__WHAT TO PRODUCE__
From the entries that follow, pick out all lines holding "grid".
· · · · ·
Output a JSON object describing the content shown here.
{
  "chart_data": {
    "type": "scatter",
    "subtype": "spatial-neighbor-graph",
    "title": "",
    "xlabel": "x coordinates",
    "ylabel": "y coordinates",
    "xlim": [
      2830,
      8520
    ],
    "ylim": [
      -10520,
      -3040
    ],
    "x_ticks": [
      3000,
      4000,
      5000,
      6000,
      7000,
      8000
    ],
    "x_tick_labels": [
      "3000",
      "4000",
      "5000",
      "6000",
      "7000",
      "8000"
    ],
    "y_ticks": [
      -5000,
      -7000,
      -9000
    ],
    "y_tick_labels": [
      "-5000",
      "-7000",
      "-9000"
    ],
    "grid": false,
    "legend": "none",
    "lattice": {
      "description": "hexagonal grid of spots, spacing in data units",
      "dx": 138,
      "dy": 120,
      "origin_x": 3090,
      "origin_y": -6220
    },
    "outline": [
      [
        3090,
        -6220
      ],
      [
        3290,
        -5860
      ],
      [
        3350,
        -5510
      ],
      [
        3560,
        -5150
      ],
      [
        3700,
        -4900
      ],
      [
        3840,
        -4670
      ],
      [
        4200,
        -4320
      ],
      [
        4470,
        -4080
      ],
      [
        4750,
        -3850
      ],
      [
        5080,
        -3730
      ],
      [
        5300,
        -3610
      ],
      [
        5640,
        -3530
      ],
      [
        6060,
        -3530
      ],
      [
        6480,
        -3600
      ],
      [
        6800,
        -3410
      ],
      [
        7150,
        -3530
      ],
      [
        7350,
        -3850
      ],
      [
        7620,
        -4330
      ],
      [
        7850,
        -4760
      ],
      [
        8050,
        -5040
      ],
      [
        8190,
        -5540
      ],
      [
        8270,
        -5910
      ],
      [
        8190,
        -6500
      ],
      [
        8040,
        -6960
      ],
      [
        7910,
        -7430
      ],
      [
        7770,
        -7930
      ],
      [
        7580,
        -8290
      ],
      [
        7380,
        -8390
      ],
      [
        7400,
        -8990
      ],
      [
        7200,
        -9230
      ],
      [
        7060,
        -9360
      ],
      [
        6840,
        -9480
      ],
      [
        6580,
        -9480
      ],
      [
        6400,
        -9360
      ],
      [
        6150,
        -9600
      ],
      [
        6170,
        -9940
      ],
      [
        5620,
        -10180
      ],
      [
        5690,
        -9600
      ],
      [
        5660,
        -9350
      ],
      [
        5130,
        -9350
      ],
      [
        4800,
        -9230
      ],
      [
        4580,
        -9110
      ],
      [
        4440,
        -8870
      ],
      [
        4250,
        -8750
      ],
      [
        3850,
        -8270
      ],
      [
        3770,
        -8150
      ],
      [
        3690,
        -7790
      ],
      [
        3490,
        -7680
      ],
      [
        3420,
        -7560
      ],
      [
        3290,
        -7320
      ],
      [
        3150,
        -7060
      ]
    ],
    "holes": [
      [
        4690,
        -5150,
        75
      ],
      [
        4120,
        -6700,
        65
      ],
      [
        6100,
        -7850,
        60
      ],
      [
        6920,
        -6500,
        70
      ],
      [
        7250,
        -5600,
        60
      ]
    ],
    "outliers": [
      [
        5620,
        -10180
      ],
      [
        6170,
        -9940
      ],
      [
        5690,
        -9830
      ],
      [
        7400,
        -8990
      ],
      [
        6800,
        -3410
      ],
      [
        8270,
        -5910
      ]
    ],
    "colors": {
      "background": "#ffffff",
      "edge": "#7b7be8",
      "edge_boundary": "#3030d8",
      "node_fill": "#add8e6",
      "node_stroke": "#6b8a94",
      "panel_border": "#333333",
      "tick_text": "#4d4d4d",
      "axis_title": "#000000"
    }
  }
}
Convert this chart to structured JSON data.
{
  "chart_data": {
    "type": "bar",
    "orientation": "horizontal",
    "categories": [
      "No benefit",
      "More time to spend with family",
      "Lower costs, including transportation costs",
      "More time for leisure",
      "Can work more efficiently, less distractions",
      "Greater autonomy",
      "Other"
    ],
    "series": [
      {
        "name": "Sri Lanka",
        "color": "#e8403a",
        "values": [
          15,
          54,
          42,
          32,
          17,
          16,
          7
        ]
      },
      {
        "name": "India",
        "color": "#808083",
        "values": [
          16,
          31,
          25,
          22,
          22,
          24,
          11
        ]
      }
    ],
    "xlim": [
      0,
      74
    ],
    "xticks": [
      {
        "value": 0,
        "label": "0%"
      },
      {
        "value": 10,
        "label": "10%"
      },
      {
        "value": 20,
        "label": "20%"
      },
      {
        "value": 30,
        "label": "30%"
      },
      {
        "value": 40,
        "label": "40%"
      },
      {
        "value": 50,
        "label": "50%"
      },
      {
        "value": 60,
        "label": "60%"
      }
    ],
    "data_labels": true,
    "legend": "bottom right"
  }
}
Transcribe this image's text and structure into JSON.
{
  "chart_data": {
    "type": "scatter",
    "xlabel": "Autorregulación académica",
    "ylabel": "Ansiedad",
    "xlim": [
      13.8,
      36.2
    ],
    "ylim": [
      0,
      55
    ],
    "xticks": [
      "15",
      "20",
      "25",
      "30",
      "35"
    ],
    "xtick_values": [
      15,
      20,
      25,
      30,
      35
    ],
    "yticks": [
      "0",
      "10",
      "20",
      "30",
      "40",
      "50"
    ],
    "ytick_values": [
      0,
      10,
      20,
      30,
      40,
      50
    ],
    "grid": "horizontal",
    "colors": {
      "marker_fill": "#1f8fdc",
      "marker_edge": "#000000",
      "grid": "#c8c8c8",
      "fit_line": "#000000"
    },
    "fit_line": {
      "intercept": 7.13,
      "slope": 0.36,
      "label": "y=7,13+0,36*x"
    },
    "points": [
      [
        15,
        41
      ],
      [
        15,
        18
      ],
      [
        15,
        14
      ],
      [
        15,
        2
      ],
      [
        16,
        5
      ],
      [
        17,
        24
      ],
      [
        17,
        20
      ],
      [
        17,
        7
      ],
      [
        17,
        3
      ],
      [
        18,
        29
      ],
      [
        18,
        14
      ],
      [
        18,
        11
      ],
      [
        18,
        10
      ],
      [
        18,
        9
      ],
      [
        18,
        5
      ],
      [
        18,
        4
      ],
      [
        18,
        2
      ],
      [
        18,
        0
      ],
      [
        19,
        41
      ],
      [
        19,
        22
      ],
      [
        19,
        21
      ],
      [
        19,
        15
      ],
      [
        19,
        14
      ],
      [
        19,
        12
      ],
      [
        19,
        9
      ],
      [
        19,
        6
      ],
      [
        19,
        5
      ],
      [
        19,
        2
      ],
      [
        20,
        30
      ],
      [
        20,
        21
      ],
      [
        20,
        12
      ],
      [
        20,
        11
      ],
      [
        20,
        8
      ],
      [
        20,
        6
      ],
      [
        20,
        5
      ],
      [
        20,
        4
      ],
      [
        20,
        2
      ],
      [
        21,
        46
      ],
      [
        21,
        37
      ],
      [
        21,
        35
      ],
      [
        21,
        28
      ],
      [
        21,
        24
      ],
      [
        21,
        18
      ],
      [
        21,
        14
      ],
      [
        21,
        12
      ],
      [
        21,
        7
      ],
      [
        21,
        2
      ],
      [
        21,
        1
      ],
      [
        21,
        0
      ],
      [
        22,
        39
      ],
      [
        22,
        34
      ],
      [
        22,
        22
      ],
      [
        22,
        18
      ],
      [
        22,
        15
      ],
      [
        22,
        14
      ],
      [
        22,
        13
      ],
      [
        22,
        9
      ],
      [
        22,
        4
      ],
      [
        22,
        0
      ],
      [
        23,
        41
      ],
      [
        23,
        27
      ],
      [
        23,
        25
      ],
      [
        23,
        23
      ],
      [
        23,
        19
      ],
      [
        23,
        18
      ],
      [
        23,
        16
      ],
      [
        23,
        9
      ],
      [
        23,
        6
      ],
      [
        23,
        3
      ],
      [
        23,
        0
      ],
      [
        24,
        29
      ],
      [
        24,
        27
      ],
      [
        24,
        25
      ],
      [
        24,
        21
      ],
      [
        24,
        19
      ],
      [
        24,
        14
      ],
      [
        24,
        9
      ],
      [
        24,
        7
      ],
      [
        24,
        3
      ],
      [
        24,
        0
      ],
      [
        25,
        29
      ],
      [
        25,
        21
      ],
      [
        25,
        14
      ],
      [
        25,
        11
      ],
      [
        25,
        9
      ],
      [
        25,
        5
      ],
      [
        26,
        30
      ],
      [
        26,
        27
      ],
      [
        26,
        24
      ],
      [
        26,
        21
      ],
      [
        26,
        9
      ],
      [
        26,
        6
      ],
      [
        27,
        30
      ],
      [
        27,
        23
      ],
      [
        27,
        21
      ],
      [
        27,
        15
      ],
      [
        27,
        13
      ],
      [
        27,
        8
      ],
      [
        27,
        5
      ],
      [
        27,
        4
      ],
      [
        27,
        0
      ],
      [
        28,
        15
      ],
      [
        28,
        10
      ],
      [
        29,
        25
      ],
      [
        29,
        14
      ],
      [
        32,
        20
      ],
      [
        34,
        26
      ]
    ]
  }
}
· · · · ·
__RESULT OF THIS TASK__
    "grid": false,
      "description": "hexagonal grid of spots, spacing in data units",
    "grid": "horizontal",
      "grid": "#c8c8c8",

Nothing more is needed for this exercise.